PROVIDED DATA:

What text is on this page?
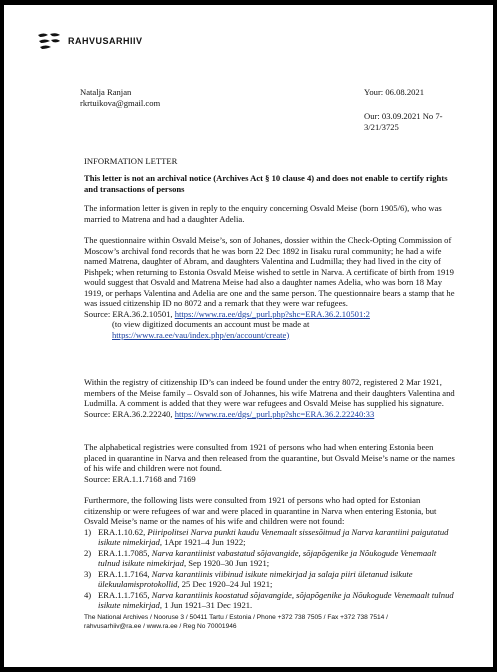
RAHVUSARHIIV
Natalja Ranjan
rkrtuikova@gmail.com
Your: 06.08.2021
Our: 03.09.2021 No 7-
3/21/3725
INFORMATION LETTER
This letter is not an archival notice (Archives Act § 10 clause 4) and does not enable to certify rights and transactions of persons
The information letter is given in reply to the enquiry concerning Osvald Meise (born 1905/6), who was married to Matrena and had a daughter Adelia.
The questionnaire within Osvald Meise’s, son of Johanes, dossier within the Check-Opting Commission of Moscow’s archival fond records that he was born 22 Dec 1892 in Iisaku rural community; he had a wife named Matrena, daughter of Abram, and daughters Valentina and Ludmilla; they had lived in the city of Pishpek; when returning to Estonia Osvald Meise wished to settle in Narva. A certificate of birth from 1919 would suggest that Osvald and Matrena Meise had also a daughter names Adelia, who was born 18 May 1919, or perhaps Valentina and Adelia are one and the same person. The questionnaire bears a stamp that he was issued citizenship ID no 8072 and a remark that they were war refugees.
Source: ERA.36.2.10501, https://www.ra.ee/dgs/_purl.php?shc=ERA.36.2.10501:2
(to view digitized documents an account must be made at
https://www.ra.ee/vau/index.php/en/account/create)
Within the registry of citizenship ID’s can indeed be found under the entry 8072, registered 2 Mar 1921, members of the Meise family – Osvald son of Johannes, his wife Matrena and their daughters Valentina and Ludmilla. A comment is added that they were war refugees and Osvald Meise has supplied his signature.
Source: ERA.36.2.22240, https://www.ra.ee/dgs/_purl.php?shc=ERA.36.2.22240:33
The alphabetical registries were consulted from 1921 of persons who had when entering Estonia been placed in quarantine in Narva and then released from the quarantine, but Osvald Meise’s name or the names of his wife and children were not found.
Source: ERA.1.1.7168 and 7169
Furthermore, the following lists were consulted from 1921 of persons who had opted for Estonian citizenship or were refugees of war and were placed in quarantine in Narva when entering Estonia, but Osvald Meise’s name or the names of his wife and children were not found:
1) ERA.1.10.62, Piiripolitsei Narva punkti kaudu Venemaalt sissesõitnud ja Narva karantiini paigutatud isikute nimekirjad, 1Apr 1921–4 Jun 1922;
2) ERA.1.1.7085, Narva karantiinist vabastatud sõjavangide, sõjapõgenike ja Nõukogude Venemaalt tulnud isikute nimekirjad, Sep 1920–30 Jun 1921;
3) ERA.1.1.7164, Narva karantiinis viibinud isikute nimekirjad ja salaja piiri ületanud isikute ülekuulamisprotokollid, 25 Dec 1920–24 Jul 1921;
4) ERA.1.1.7165, Narva karantiinis koostatud sõjavangide, sõjapõgenike ja Nõukogude Venemaalt tulnud isikute nimekirjad, 1 Jun 1921–31 Dec 1921.
The National Archives / Nooruse 3 / 50411 Tartu / Estonia / Phone +372 738 7505 / Fax +372 738 7514 /
rahvusarhiiv@ra.ee / www.ra.ee / Reg No 70001946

DO THIS:
Extract each line from the listing that holds the word "sõjavangide".

OUTPUT BELOW:
2) ERA.1.1.7085, Narva karantiinist vabastatud sõjavangide, sõjapõgenike ja Nõukogude Venemaalt tulnud isikute nimekirjad, Sep 1920–30 Jun 1921;
4) ERA.1.1.7165, Narva karantiinis koostatud sõjavangide, sõjapõgenike ja Nõukogude Venemaalt tulnud isikute nimekirjad, 1 Jun 1921–31 Dec 1921.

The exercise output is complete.